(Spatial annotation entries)
########################################

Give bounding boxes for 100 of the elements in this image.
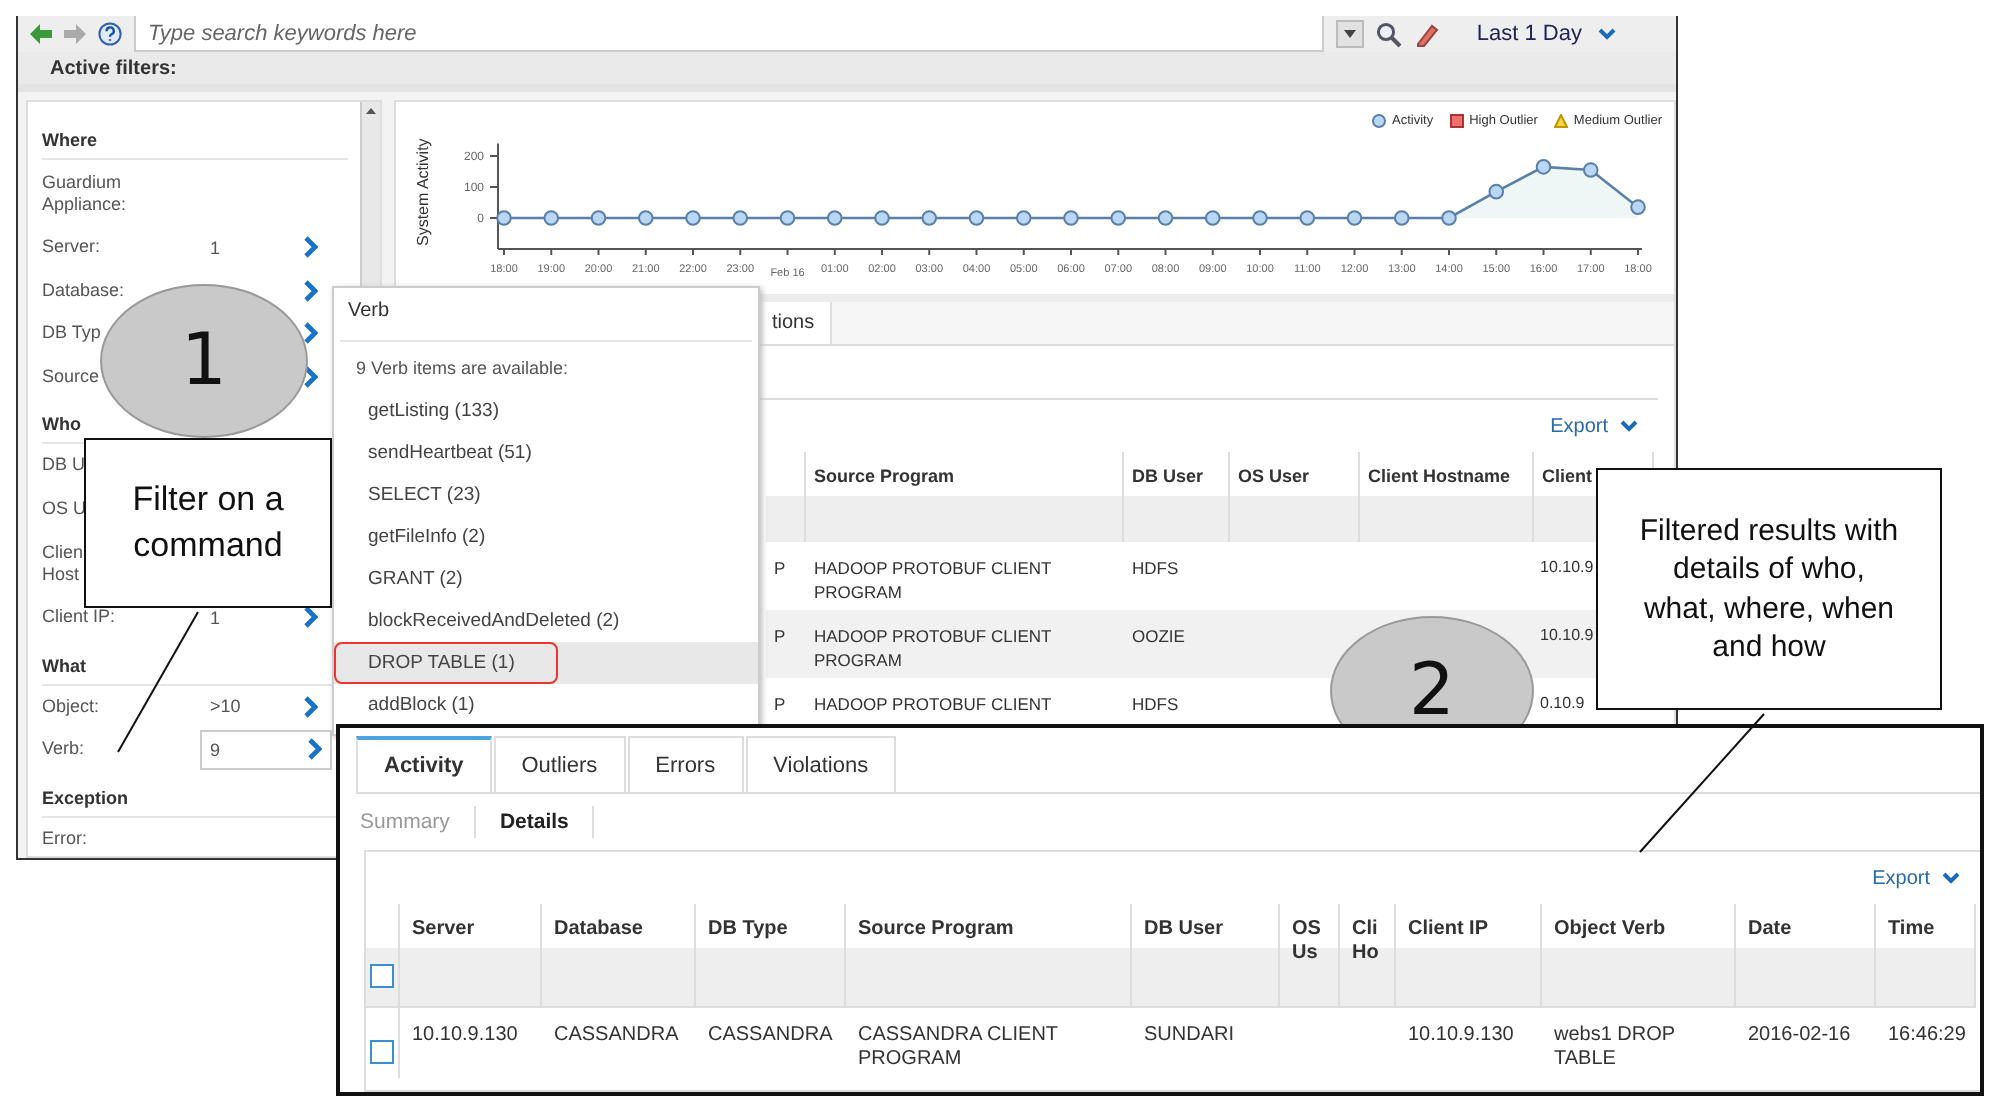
tab[interactable]: tions xyxy=(764,302,833,344)
column-header: Cli Ho xyxy=(1340,904,1396,1006)
leader-line xyxy=(117,611,199,753)
data-point xyxy=(1299,210,1316,226)
data-point xyxy=(1015,210,1032,226)
data-point xyxy=(779,210,796,226)
search-icon[interactable] xyxy=(1376,21,1403,47)
filter-label: Clien Host xyxy=(42,541,84,583)
table-cell: CASSANDRA xyxy=(542,1006,696,1078)
table-cell: CASSANDRA xyxy=(696,1006,846,1078)
filter-label: Database: xyxy=(42,279,125,300)
callout-box: Filtered results with details of who, what, where, when and how xyxy=(1596,468,1942,710)
axis-title: System Activity xyxy=(414,138,432,246)
filter-label: DB U xyxy=(42,454,86,475)
column-header: Time xyxy=(1876,904,1976,1006)
verb-option[interactable]: addBlock (1) xyxy=(334,684,758,726)
data-point xyxy=(543,210,560,226)
column-header: DB User xyxy=(1132,904,1280,1006)
filter-value: 1 xyxy=(208,237,223,258)
column-header: DB Type xyxy=(696,904,846,1006)
filter-label: DB Typ xyxy=(42,322,101,343)
column-header: OS User xyxy=(1230,452,1360,542)
table-cell-text: 10.10.9 xyxy=(1538,556,1596,580)
column-header: Server xyxy=(400,904,542,1006)
tab[interactable]: Activity xyxy=(356,736,492,792)
data-point xyxy=(732,210,749,226)
table-cell-text: P xyxy=(772,692,788,718)
checkbox[interactable] xyxy=(370,1040,394,1064)
tab[interactable]: Violations xyxy=(745,736,897,792)
filter-label: Object: xyxy=(42,695,100,716)
data-point xyxy=(874,210,890,226)
back-arrow-icon[interactable] xyxy=(30,24,52,44)
subtab[interactable]: Details xyxy=(495,806,595,838)
table-cell-text: P xyxy=(772,624,788,650)
export-button[interactable]: Export xyxy=(1550,415,1638,437)
table-cell-text: HADOOP PROTOBUF CLIENT PROGRAM xyxy=(812,624,1054,674)
table-cell-text: 0.10.9 xyxy=(1538,692,1587,716)
filter-label: Server: xyxy=(42,236,101,257)
filter-label: Source xyxy=(42,365,100,386)
data-point xyxy=(1393,210,1410,226)
callout-box: Filter on a command xyxy=(84,438,332,608)
verb-option[interactable]: GRANT (2) xyxy=(334,558,758,600)
export-button[interactable]: Export xyxy=(1872,867,1960,889)
table-cell: webs1 DROP TABLE xyxy=(1542,1006,1736,1078)
help-icon[interactable] xyxy=(98,22,122,46)
table-cell-text: HDFS xyxy=(1130,556,1181,582)
data-point xyxy=(496,210,512,226)
chevron-right-icon[interactable] xyxy=(304,606,318,629)
column-header: Object Verb xyxy=(1542,904,1736,1006)
data-point xyxy=(685,210,701,226)
tab[interactable]: Errors xyxy=(627,736,744,792)
popup-title: Verb xyxy=(340,296,752,342)
filter-label: Guardium Appliance: xyxy=(42,171,127,213)
table-cell: 2016-02-16 xyxy=(1736,1006,1876,1078)
tab[interactable]: Outliers xyxy=(493,736,626,792)
data-point xyxy=(1582,162,1599,178)
column-header: Database xyxy=(542,904,696,1006)
filter-label: Verb: xyxy=(42,738,85,759)
column-header: Date xyxy=(1736,904,1876,1006)
data-point xyxy=(921,210,938,226)
section-heading: Where xyxy=(42,122,348,160)
column-header: Source Program xyxy=(806,452,1124,542)
table-cell-text: P xyxy=(772,556,788,582)
table-cell-text: 10.10.9 xyxy=(1538,624,1596,648)
chevron-down-icon xyxy=(1942,872,1960,884)
table-cell-text: HADOOP PROTOBUF CLIENT xyxy=(812,692,1054,718)
column-header: Source Program xyxy=(846,904,1132,1006)
verb-filter-field[interactable]: 9 xyxy=(200,729,332,770)
circle-icon xyxy=(1372,114,1386,128)
search-field[interactable]: Type search keywords here xyxy=(134,16,1325,52)
table-cell-text: HDFS xyxy=(1130,692,1181,718)
column-header xyxy=(766,452,806,542)
table-cell: CASSANDRA CLIENT PROGRAM xyxy=(846,1006,1132,1078)
verb-option[interactable]: DROP TABLE (1) xyxy=(334,642,758,684)
data-point xyxy=(1204,210,1221,226)
table-cell: 16:46:29 xyxy=(1876,1006,1976,1078)
y-axis xyxy=(489,142,499,250)
scroll-up-icon[interactable] xyxy=(366,108,376,114)
eraser-icon[interactable] xyxy=(1414,21,1441,47)
time-range-dropdown[interactable]: Last 1 Day xyxy=(1452,22,1664,46)
filters-label: Active filters: xyxy=(18,52,1676,92)
column-header: Client IP xyxy=(1396,904,1542,1006)
data-point xyxy=(1535,159,1552,175)
popup-summary: 9 Verb items are available: xyxy=(354,356,571,382)
table-cell-text: OOZIE xyxy=(1130,624,1187,650)
verb-option[interactable]: getFileInfo (2) xyxy=(334,516,758,558)
column-header: Client Hostname xyxy=(1360,452,1534,542)
checkbox[interactable] xyxy=(370,964,394,988)
verb-option[interactable]: blockReceivedAndDeleted (2) xyxy=(334,600,758,642)
data-point xyxy=(1441,210,1457,226)
data-point xyxy=(968,210,985,226)
column-header: OS Us xyxy=(1280,904,1340,1006)
chevron-down-icon xyxy=(1598,28,1616,40)
dropdown-button[interactable] xyxy=(1336,20,1365,48)
data-point xyxy=(1063,210,1079,226)
verb-option[interactable]: SELECT (23) xyxy=(334,474,758,516)
filter-label: Client IP: xyxy=(42,606,116,627)
data-point xyxy=(1630,199,1646,215)
data-point xyxy=(1110,210,1127,226)
chevron-down-icon xyxy=(1620,420,1638,432)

########################################

> Given problem
Write out everything from the line containing "tab[interactable]: tions xyxy=(764,302,833,344)" down to the line containing "data-point xyxy=(732,210,749,226)", including both, as a numbered list with any blank lines left out.

> Problem solution
1. tab[interactable]: tions xyxy=(764,302,833,344)
2. column-header: Cli Ho xyxy=(1340,904,1396,1006)
3. leader-line xyxy=(117,611,199,753)
4. data-point xyxy=(1299,210,1316,226)
5. data-point xyxy=(1015,210,1032,226)
6. data-point xyxy=(779,210,796,226)
7. search-icon[interactable] xyxy=(1376,21,1403,47)
8. filter-label: Clien Host xyxy=(42,541,84,583)
9. table-cell: CASSANDRA xyxy=(542,1006,696,1078)
10. table-cell: CASSANDRA xyxy=(696,1006,846,1078)
11. filter-label: Database: xyxy=(42,279,125,300)
12. callout-box: Filtered results with details of who, what, where, when and how xyxy=(1596,468,1942,710)
13. axis-title: System Activity xyxy=(414,138,432,246)
14. filter-label: DB U xyxy=(42,454,86,475)
15. column-header: Time xyxy=(1876,904,1976,1006)
16. verb-option[interactable]: addBlock (1) xyxy=(334,684,758,726)
17. data-point xyxy=(543,210,560,226)
18. column-header: DB User xyxy=(1132,904,1280,1006)
19. filter-value: 1 xyxy=(208,237,223,258)
20. column-header: DB Type xyxy=(696,904,846,1006)
21. filter-label: DB Typ xyxy=(42,322,101,343)
22. column-header: OS User xyxy=(1230,452,1360,542)
23. table-cell-text: 10.10.9 xyxy=(1538,556,1596,580)
24. column-header: Server xyxy=(400,904,542,1006)
25. tab[interactable]: Activity xyxy=(356,736,492,792)
26. data-point xyxy=(732,210,749,226)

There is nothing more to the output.